DIRECTIONS: From the listing below, pull each line that includes "this".

RECORDS FOR PROCESSING:
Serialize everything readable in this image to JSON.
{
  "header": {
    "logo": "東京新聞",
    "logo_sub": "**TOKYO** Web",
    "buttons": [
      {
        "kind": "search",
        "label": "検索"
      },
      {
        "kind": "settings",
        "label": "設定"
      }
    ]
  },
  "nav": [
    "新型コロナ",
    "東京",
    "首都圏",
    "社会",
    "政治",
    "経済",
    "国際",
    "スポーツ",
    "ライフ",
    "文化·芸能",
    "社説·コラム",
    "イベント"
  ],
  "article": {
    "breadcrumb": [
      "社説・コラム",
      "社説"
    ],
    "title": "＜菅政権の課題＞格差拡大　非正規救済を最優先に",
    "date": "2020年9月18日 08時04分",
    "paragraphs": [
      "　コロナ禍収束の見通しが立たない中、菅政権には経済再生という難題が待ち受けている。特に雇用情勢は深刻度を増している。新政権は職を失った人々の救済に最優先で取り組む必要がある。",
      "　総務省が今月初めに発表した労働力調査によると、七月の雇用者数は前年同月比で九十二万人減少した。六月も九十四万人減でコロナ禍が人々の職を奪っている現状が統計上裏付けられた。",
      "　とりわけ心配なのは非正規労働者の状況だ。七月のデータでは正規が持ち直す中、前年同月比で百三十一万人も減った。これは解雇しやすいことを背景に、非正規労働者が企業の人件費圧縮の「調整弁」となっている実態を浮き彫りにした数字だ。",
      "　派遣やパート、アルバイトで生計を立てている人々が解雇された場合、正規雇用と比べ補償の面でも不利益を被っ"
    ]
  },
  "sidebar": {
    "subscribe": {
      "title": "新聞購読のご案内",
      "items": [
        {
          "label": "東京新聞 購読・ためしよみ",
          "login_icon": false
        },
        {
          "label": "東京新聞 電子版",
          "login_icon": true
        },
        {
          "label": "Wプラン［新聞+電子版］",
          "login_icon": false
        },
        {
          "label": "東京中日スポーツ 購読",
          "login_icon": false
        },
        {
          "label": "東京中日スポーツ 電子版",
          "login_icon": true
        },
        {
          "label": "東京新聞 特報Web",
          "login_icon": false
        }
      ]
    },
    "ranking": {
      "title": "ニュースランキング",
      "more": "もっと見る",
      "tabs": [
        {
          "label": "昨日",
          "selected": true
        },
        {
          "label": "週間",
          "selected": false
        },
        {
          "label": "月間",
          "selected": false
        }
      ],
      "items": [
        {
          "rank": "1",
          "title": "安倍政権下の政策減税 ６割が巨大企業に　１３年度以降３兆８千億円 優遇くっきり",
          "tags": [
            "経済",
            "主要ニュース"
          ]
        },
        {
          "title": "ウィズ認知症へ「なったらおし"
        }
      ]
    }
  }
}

* * *

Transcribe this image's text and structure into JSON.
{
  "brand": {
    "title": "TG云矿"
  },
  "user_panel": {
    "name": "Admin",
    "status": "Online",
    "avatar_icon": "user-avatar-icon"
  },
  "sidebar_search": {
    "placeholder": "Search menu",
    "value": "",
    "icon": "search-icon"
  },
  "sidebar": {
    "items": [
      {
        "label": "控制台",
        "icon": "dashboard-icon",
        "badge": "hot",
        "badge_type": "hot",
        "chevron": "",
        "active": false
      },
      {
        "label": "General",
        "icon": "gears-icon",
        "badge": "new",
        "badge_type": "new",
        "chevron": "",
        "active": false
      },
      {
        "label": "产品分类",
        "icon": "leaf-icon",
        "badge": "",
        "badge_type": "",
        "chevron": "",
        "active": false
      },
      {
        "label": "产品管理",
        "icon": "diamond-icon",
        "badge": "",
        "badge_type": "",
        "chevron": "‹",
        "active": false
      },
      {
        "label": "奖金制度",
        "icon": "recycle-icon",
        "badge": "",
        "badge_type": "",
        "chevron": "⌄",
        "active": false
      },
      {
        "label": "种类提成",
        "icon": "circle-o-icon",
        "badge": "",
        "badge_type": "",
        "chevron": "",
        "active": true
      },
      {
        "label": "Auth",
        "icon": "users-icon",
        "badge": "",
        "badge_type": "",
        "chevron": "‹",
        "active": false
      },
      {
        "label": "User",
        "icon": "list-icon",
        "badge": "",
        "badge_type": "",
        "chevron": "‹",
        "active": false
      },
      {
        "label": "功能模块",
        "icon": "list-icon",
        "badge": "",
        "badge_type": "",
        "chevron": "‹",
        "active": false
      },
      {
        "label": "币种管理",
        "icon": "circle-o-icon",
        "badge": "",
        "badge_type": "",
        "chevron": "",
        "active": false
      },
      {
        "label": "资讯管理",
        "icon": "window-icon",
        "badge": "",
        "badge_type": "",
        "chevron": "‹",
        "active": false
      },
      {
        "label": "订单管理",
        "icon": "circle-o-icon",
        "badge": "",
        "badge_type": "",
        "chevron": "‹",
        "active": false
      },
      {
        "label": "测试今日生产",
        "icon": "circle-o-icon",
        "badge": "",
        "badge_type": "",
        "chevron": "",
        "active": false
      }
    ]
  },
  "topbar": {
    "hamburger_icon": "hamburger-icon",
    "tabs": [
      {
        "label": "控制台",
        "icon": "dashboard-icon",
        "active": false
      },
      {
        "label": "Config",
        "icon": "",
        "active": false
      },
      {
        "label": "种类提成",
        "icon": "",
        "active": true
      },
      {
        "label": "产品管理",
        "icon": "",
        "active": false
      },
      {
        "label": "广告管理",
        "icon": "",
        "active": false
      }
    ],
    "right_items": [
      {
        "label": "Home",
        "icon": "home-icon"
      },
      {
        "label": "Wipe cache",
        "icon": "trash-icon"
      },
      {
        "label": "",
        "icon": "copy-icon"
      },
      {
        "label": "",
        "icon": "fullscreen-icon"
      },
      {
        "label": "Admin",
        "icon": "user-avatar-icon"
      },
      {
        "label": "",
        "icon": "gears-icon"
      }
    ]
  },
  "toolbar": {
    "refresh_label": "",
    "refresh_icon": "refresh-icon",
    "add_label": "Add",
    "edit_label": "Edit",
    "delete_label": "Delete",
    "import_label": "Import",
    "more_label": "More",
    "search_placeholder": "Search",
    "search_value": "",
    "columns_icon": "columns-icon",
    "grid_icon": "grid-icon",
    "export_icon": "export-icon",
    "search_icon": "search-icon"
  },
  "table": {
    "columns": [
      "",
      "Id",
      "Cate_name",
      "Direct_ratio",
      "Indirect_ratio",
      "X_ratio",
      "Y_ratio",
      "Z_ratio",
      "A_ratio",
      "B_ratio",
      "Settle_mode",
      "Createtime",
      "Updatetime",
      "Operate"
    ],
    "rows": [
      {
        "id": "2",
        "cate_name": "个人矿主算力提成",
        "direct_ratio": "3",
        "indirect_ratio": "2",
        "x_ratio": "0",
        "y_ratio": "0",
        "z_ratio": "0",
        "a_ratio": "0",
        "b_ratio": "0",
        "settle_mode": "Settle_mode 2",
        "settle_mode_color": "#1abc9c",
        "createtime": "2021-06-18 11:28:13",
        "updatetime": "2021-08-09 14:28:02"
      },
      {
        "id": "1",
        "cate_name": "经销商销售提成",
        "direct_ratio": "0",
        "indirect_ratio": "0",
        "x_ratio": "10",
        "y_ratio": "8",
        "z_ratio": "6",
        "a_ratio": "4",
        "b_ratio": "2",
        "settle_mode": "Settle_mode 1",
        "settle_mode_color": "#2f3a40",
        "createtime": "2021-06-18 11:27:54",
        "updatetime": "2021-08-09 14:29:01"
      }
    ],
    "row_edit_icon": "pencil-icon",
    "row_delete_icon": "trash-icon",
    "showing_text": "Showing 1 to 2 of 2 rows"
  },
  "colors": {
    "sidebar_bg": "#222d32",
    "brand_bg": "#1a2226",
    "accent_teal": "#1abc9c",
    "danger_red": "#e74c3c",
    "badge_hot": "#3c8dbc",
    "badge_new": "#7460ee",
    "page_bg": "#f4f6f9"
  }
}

...

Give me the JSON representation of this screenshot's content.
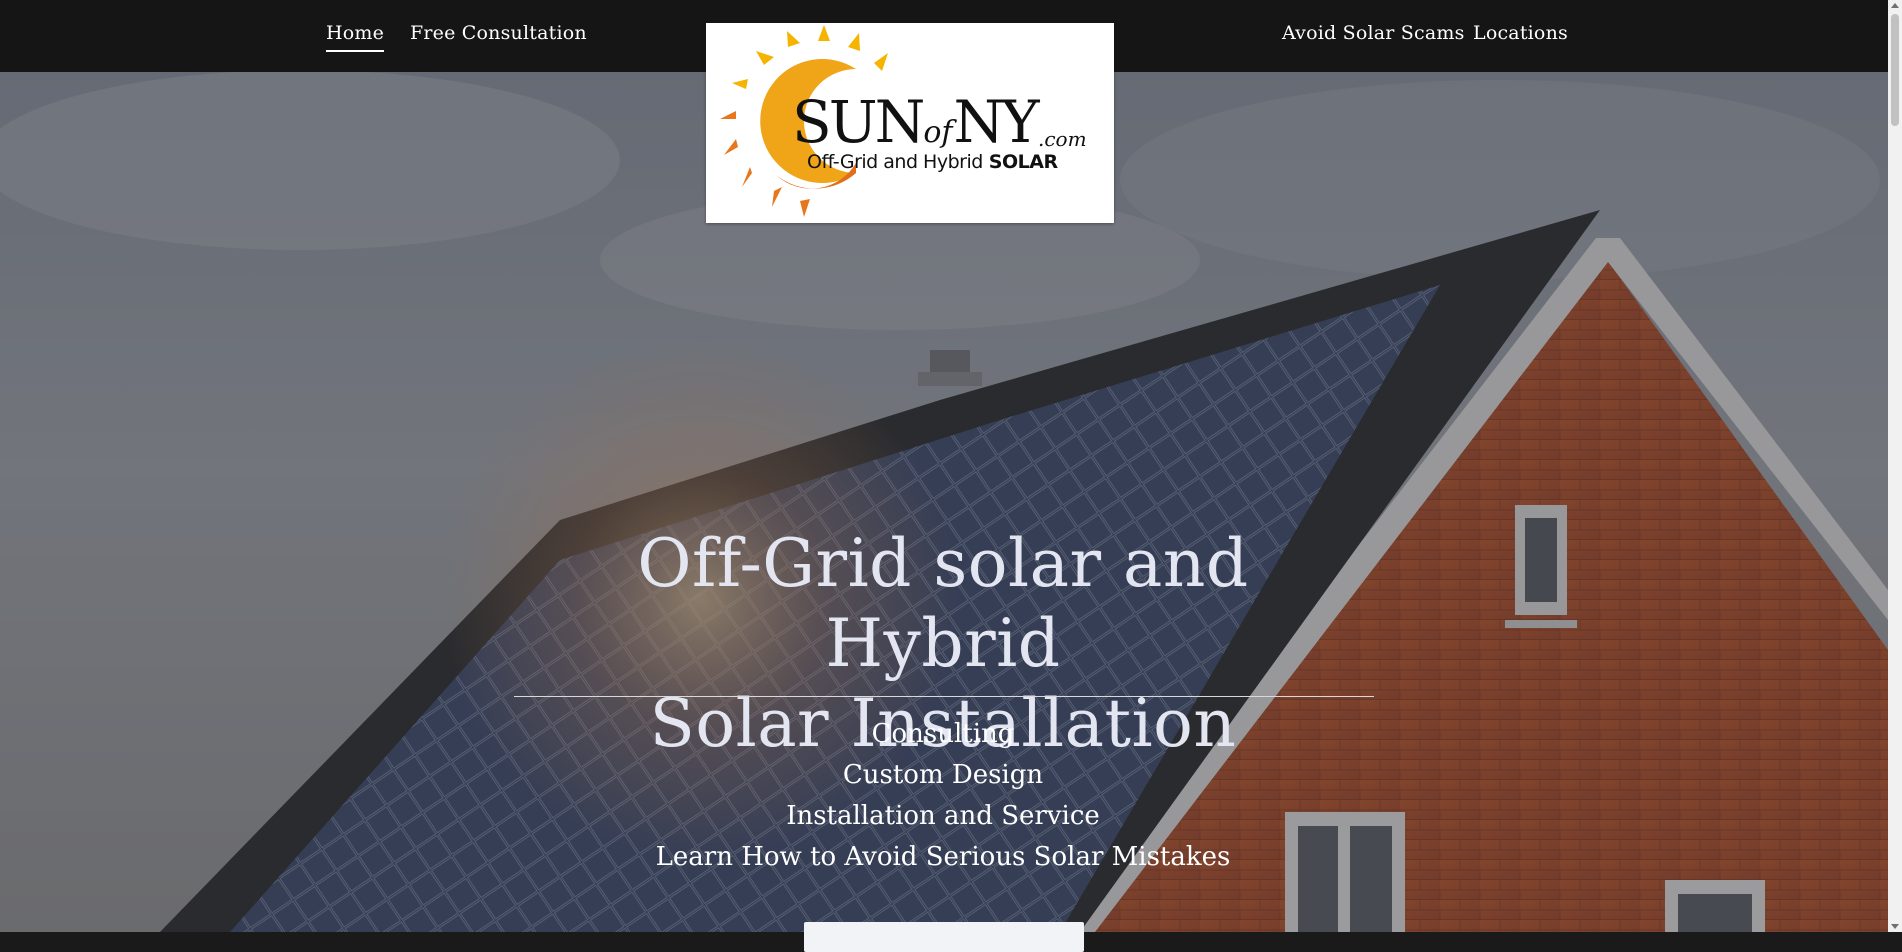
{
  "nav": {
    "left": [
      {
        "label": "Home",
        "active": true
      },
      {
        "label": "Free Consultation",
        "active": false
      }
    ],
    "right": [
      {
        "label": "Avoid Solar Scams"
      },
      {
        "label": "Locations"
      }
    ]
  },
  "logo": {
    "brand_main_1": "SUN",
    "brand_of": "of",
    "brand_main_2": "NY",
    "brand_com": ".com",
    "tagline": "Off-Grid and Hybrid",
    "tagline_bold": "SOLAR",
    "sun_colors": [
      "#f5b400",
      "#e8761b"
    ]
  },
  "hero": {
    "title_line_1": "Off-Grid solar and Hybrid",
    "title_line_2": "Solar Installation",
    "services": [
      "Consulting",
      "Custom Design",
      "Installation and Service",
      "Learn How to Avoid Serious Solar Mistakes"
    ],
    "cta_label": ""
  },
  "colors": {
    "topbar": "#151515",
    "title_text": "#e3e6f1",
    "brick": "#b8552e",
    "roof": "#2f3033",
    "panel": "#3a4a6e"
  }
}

WRITTEN ANSWER:
Serialize everything readable in this image to JSON.
Transcribe this image's text and structure into JSON.
Give me the JSON representation of this screenshot's content.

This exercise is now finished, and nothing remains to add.